→ **WHAT IS ASKED**
Search the material for the word "Banque" and report each line where it turns up.

→ **SOURCE DATA**
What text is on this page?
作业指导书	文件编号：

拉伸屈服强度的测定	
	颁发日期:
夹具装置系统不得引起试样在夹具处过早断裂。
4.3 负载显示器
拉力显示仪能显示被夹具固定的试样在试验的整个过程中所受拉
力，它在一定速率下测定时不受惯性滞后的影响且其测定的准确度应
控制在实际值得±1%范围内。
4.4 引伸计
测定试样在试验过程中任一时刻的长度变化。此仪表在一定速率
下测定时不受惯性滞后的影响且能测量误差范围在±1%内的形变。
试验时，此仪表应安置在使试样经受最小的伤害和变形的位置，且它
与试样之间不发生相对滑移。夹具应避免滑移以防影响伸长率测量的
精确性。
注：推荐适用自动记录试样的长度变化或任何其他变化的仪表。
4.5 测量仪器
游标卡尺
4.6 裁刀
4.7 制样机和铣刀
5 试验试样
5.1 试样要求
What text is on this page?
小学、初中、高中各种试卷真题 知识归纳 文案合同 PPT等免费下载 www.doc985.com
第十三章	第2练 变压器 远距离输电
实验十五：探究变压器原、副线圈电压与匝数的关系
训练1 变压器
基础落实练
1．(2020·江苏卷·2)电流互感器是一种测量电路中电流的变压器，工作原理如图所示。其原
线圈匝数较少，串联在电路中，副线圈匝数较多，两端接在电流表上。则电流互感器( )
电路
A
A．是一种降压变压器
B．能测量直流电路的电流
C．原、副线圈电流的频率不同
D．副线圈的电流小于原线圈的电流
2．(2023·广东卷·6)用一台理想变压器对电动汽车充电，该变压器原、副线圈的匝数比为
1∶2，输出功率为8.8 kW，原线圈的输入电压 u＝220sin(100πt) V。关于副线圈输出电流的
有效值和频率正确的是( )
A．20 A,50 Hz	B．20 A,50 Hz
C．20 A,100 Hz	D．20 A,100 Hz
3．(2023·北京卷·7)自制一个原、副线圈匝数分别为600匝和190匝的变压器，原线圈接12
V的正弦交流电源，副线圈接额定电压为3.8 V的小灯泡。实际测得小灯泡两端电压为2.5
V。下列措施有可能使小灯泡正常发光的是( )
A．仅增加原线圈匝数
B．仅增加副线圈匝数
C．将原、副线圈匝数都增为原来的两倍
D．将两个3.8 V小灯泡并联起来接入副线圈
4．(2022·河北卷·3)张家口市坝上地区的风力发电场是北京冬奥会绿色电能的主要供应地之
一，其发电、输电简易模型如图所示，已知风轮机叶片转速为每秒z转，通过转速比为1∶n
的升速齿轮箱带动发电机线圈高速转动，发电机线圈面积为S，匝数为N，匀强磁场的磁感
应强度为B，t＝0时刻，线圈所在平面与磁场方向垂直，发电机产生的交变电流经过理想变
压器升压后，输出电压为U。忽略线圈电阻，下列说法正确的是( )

* * *

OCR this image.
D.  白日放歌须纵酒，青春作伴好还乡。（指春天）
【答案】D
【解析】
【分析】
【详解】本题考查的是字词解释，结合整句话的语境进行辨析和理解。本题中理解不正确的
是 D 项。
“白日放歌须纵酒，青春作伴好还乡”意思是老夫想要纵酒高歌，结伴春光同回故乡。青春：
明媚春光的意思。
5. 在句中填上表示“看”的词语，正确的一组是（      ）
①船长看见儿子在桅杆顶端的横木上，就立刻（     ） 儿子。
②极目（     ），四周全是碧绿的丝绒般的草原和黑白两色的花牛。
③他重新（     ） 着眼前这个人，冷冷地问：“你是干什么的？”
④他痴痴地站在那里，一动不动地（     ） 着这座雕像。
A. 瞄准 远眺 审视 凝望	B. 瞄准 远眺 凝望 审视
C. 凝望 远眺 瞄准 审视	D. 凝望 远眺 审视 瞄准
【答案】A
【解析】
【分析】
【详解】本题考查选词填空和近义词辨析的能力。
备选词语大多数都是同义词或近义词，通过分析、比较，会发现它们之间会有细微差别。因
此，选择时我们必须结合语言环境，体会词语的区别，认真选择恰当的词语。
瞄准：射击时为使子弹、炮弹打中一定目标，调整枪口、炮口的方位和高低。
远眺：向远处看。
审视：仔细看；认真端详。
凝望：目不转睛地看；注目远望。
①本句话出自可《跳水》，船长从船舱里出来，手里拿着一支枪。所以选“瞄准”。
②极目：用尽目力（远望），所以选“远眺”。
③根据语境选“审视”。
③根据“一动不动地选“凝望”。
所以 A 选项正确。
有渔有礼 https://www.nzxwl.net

--

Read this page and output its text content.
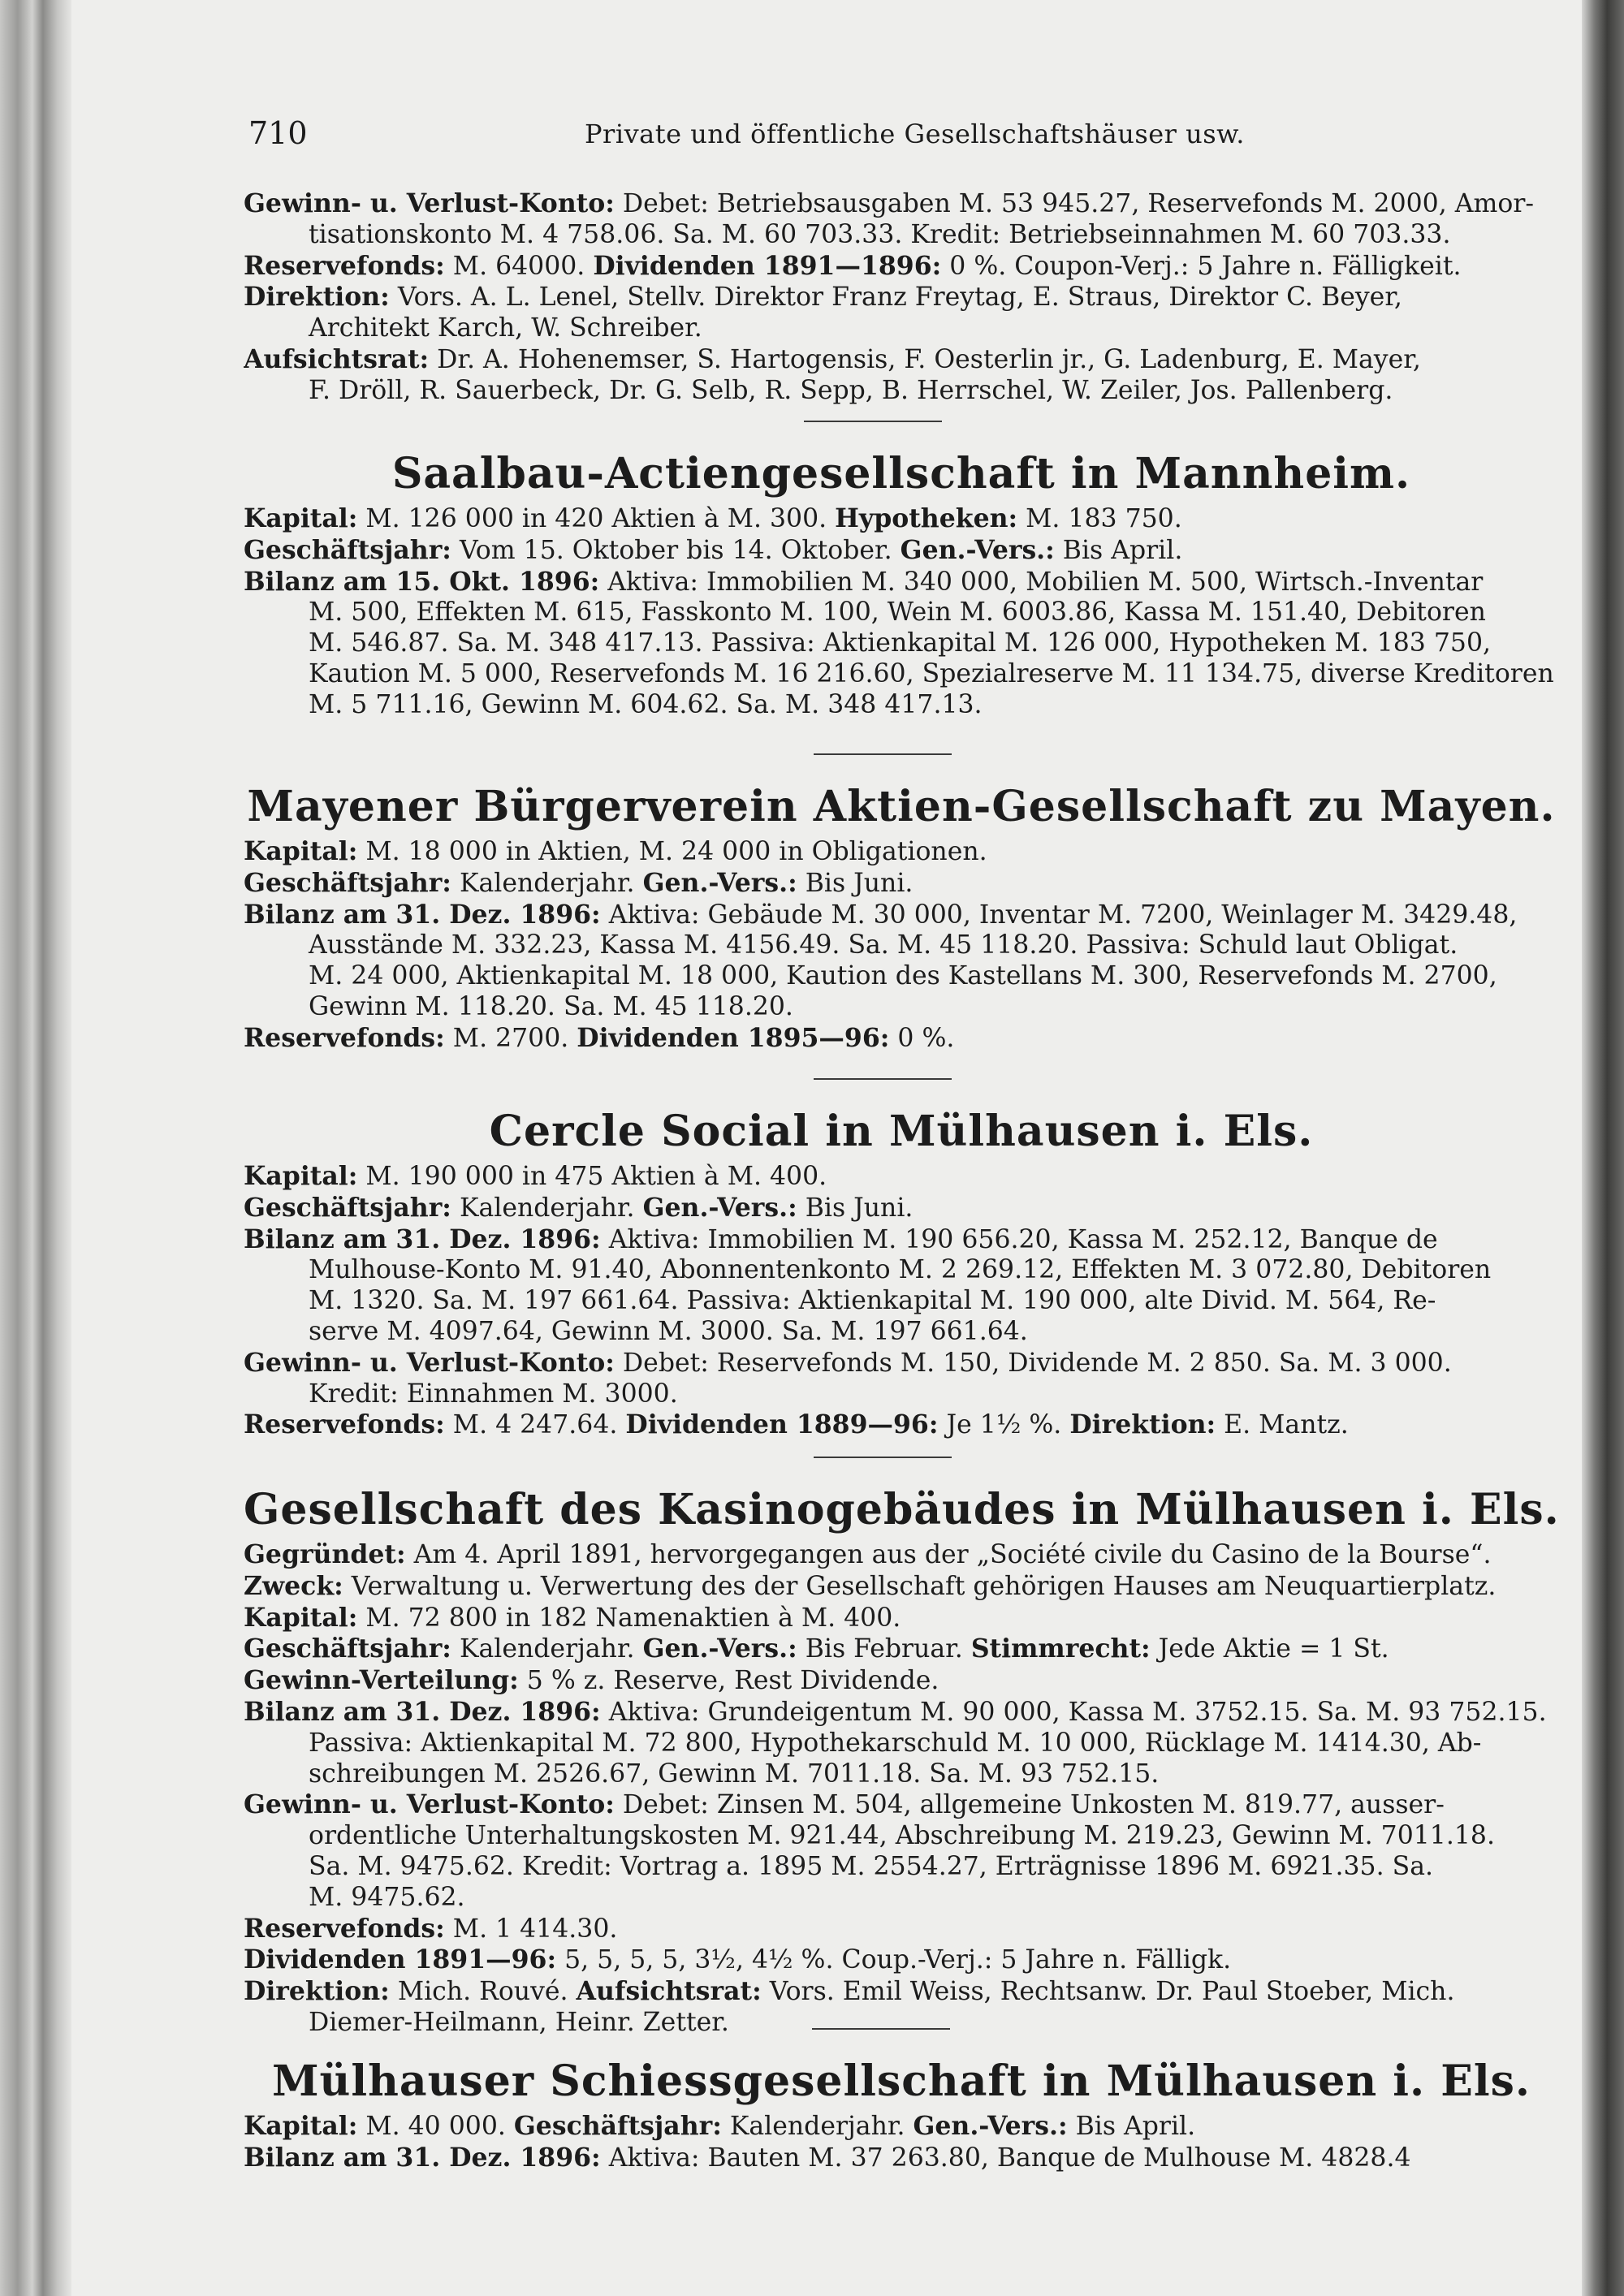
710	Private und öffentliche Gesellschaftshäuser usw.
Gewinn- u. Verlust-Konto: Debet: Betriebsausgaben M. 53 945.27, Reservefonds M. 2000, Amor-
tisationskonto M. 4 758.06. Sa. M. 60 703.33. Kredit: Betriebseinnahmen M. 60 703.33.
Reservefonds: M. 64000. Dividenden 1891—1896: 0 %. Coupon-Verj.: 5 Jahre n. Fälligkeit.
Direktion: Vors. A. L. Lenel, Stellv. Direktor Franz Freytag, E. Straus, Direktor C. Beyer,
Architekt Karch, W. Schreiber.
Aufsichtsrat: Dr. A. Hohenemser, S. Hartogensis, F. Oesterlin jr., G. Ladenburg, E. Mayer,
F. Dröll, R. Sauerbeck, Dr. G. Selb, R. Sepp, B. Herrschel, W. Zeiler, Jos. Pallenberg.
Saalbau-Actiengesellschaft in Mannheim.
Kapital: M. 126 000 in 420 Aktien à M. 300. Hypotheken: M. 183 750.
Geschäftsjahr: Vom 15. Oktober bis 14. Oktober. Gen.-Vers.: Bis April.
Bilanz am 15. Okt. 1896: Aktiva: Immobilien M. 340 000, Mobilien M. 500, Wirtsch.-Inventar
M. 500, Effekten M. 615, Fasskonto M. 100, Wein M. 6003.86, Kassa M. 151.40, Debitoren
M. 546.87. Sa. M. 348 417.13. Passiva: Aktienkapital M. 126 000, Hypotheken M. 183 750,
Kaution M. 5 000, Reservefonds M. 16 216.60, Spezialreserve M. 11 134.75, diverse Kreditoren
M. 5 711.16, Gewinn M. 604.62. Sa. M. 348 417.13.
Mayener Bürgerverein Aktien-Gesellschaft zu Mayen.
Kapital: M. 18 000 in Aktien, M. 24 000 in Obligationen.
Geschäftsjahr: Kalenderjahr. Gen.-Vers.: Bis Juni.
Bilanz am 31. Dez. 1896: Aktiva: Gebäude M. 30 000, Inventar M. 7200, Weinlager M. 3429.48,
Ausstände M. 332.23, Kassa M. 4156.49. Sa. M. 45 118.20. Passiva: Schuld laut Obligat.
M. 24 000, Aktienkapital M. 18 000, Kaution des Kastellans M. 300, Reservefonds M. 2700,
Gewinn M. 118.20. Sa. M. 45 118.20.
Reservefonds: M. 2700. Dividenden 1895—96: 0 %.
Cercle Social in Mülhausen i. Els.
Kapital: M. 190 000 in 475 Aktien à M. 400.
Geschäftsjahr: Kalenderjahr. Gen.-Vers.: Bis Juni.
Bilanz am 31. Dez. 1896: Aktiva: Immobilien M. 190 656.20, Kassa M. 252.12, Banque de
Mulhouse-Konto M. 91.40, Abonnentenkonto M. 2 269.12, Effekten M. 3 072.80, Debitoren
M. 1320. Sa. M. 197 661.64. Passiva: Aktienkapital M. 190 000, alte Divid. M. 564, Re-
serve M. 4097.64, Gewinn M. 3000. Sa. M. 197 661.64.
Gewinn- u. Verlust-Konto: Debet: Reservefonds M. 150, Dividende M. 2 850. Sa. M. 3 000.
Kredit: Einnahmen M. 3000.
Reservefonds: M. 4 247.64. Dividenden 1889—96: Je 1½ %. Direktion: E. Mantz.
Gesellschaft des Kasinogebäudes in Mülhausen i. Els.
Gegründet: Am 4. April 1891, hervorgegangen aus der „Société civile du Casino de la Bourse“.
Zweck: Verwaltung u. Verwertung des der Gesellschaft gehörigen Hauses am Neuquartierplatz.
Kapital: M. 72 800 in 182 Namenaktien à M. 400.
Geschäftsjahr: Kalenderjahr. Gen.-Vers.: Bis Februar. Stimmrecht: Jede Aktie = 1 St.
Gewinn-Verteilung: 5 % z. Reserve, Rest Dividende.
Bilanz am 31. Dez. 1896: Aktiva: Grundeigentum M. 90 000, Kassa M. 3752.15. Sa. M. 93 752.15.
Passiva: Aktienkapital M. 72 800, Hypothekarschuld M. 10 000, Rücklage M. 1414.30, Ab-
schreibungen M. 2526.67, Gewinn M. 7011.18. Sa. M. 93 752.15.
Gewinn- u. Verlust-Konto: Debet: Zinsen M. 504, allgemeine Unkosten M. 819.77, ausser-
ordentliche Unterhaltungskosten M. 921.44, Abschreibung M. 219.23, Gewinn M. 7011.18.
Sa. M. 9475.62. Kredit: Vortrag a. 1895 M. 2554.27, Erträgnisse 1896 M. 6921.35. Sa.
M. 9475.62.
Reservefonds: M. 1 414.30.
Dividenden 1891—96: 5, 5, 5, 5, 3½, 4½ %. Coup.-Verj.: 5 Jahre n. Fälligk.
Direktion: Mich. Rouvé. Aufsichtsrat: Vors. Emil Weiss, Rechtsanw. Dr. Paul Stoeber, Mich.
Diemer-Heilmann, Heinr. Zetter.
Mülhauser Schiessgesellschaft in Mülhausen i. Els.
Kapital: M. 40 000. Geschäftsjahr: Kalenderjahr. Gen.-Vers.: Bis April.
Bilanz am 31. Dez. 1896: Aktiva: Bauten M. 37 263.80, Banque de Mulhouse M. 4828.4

→ **CORRECT RESPONSE**
Bilanz am 31. Dez. 1896: Aktiva: Immobilien M. 190 656.20, Kassa M. 252.12, Banque de
Bilanz am 31. Dez. 1896: Aktiva: Bauten M. 37 263.80, Banque de Mulhouse M. 4828.4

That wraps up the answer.